(Source records)
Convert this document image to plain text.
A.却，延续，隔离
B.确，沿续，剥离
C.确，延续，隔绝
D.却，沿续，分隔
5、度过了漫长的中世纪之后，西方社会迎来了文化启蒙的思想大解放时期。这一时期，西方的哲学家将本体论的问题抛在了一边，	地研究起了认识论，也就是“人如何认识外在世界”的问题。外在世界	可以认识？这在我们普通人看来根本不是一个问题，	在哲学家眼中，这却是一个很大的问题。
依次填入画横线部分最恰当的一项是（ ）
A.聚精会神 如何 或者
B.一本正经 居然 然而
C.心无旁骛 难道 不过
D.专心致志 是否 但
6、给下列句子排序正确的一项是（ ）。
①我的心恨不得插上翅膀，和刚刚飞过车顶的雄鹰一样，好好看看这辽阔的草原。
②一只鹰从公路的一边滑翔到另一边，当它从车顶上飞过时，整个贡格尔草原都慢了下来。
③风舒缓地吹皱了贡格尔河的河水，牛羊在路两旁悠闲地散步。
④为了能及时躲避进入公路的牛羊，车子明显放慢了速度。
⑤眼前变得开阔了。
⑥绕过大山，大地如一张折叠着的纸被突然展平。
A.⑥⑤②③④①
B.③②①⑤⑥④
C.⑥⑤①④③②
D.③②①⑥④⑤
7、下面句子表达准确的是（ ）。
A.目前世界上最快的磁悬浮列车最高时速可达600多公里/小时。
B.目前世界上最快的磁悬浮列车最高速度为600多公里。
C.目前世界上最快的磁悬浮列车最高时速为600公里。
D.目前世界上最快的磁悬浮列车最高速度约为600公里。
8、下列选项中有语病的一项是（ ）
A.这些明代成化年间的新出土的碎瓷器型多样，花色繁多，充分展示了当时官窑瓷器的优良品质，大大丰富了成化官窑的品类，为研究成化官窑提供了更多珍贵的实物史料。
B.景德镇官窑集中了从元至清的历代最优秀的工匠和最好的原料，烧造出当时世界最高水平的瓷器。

#### Stated goal:
Quote every entry exactly.

#### Answer to this task:
Convert this document image to plain text.
A.却，延续，隔离
B.确，沿续，剥离
C.确，延续，隔绝
D.却，沿续，分隔
5、度过了漫长的中世纪之后，西方社会迎来了文化启蒙的思想大解放时期。这一时期，西方的哲学家将本体论的问题抛在了一边，	地研究起了认识论，也就是“人如何认识外在世界”的问题。外在世界	可以认识？这在我们普通人看来根本不是一个问题，	在哲学家眼中，这却是一个很大的问题。
依次填入画横线部分最恰当的一项是（ ）
A.聚精会神 如何 或者
B.一本正经 居然 然而
C.心无旁骛 难道 不过
D.专心致志 是否 但
6、给下列句子排序正确的一项是（ ）。
①我的心恨不得插上翅膀，和刚刚飞过车顶的雄鹰一样，好好看看这辽阔的草原。
②一只鹰从公路的一边滑翔到另一边，当它从车顶上飞过时，整个贡格尔草原都慢了下来。
③风舒缓地吹皱了贡格尔河的河水，牛羊在路两旁悠闲地散步。
④为了能及时躲避进入公路的牛羊，车子明显放慢了速度。
⑤眼前变得开阔了。
⑥绕过大山，大地如一张折叠着的纸被突然展平。
A.⑥⑤②③④①
B.③②①⑤⑥④
C.⑥⑤①④③②
D.③②①⑥④⑤
7、下面句子表达准确的是（ ）。
A.目前世界上最快的磁悬浮列车最高时速可达600多公里/小时。
B.目前世界上最快的磁悬浮列车最高速度为600多公里。
C.目前世界上最快的磁悬浮列车最高时速为600公里。
D.目前世界上最快的磁悬浮列车最高速度约为600公里。
8、下列选项中有语病的一项是（ ）
A.这些明代成化年间的新出土的碎瓷器型多样，花色繁多，充分展示了当时官窑瓷器的优良品质，大大丰富了成化官窑的品类，为研究成化官窑提供了更多珍贵的实物史料。
B.景德镇官窑集中了从元至清的历代最优秀的工匠和最好的原料，烧造出当时世界最高水平的瓷器。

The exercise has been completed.